[Do this]: Reproduce the full listing below unchanged, apart from the pictures.

++++ Input rows ++++

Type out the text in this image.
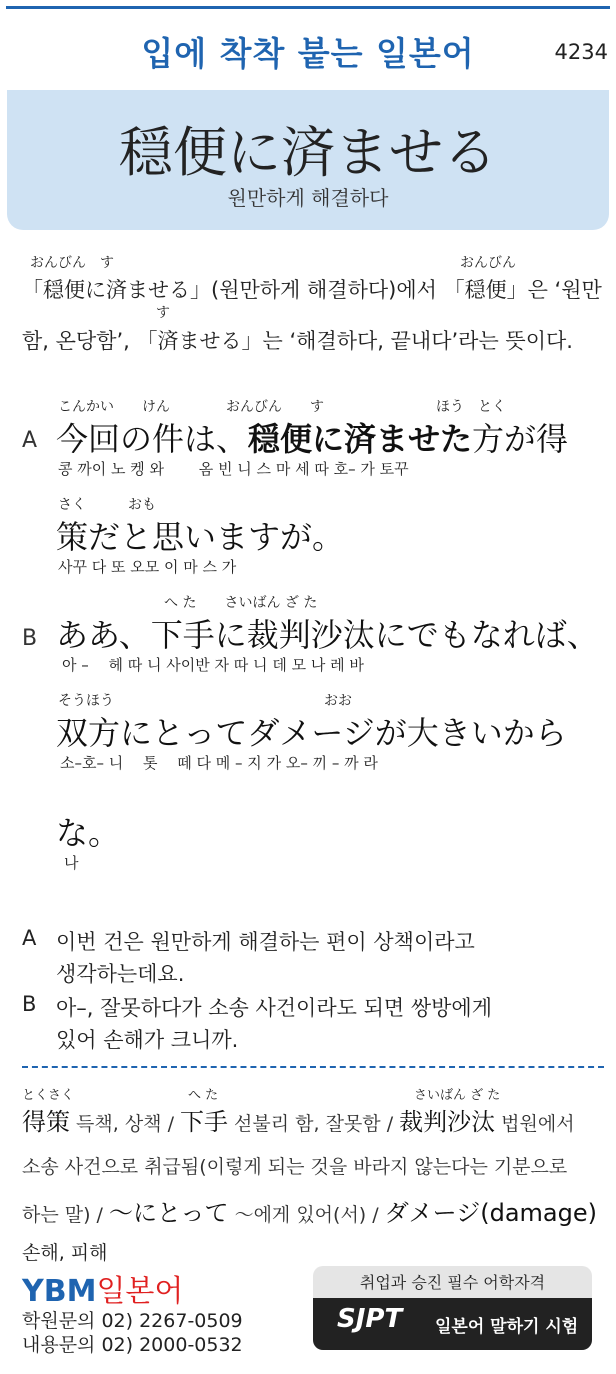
입에 착착 붙는 일본어	4234
穏便に済ませる
원만하게 해결하다
おんびん す	おんびん
す
「穏便に済ませる」(원만하게 해결하다)에서 「穏便」은 ‘원만
함, 온당함’, 「済ませる」는 ‘해결하다, 끝내다’라는 뜻이다.
A
こんかい　　けん　　　　おんびん　　す　　　　　　　　ほう　とく
今回の件は、穏便に済ませた方が得
콩 까이 노 켕 와　　 옴 빈 니 스 마 세 따 호– 가 토꾸
さく　　　おも
策だと思いますが。
사꾸 다 또 오모 이 마 스 가
B
へ た　　さいばん ざ た
ああ、下手に裁判沙汰にでもなれば、
아 –　 헤 따 니 사이반 자 따 니 데 모 나 레 바
そうほう　　　　　　　　　　　　　　　おお
双方にとってダメージが大きいから
소–호– 니　 톳　 떼 다 메 – 지 가 오– 끼 – 까 라
な。
나
A 이번 건은 원만하게 해결하는 편이 상책이라고
생각하는데요.
B 아–, 잘못하다가 소송 사건이라도 되면 쌍방에게
있어 손해가 크니까.
とくさく	へ た	さいばん ざ た
得策 득책, 상책 / 下手 섣불리 함, 잘못함 / 裁判沙汰 법원에서
소송 사건으로 취급됨(이렇게 되는 것을 바라지 않는다는 기분으로
하는 말) / 〜にとって 〜에게 있어(서) / ダメージ(damage)
손해, 피해
YBM일본어
학원문의 02) 2267-0509
내용문의 02) 2000-0532
취업과 승진 필수 어학자격
SJPT 일본어 말하기 시험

++++

[Result of the exercise]:
Type out the text in this image.
입에 착착 붙는 일본어	4234
穏便に済ませる
원만하게 해결하다
おんびん す	おんびん
す
「穏便に済ませる」(원만하게 해결하다)에서 「穏便」은 ‘원만
함, 온당함’, 「済ませる」는 ‘해결하다, 끝내다’라는 뜻이다.
A
こんかい　　けん　　　　おんびん　　す　　　　　　　　ほう　とく
今回の件は、穏便に済ませた方が得
콩 까이 노 켕 와　　 옴 빈 니 스 마 세 따 호– 가 토꾸
さく　　　おも
策だと思いますが。
사꾸 다 또 오모 이 마 스 가
B
へ た　　さいばん ざ た
ああ、下手に裁判沙汰にでもなれば、
아 –　 헤 따 니 사이반 자 따 니 데 모 나 레 바
そうほう　　　　　　　　　　　　　　　おお
双方にとってダメージが大きいから
소–호– 니　 톳　 떼 다 메 – 지 가 오– 끼 – 까 라
な。
나
A 이번 건은 원만하게 해결하는 편이 상책이라고
생각하는데요.
B 아–, 잘못하다가 소송 사건이라도 되면 쌍방에게
있어 손해가 크니까.
とくさく	へ た	さいばん ざ た
得策 득책, 상책 / 下手 섣불리 함, 잘못함 / 裁判沙汰 법원에서
소송 사건으로 취급됨(이렇게 되는 것을 바라지 않는다는 기분으로
하는 말) / 〜にとって 〜에게 있어(서) / ダメージ(damage)
손해, 피해
YBM일본어
학원문의 02) 2267-0509
내용문의 02) 2000-0532
취업과 승진 필수 어학자격
SJPT 일본어 말하기 시험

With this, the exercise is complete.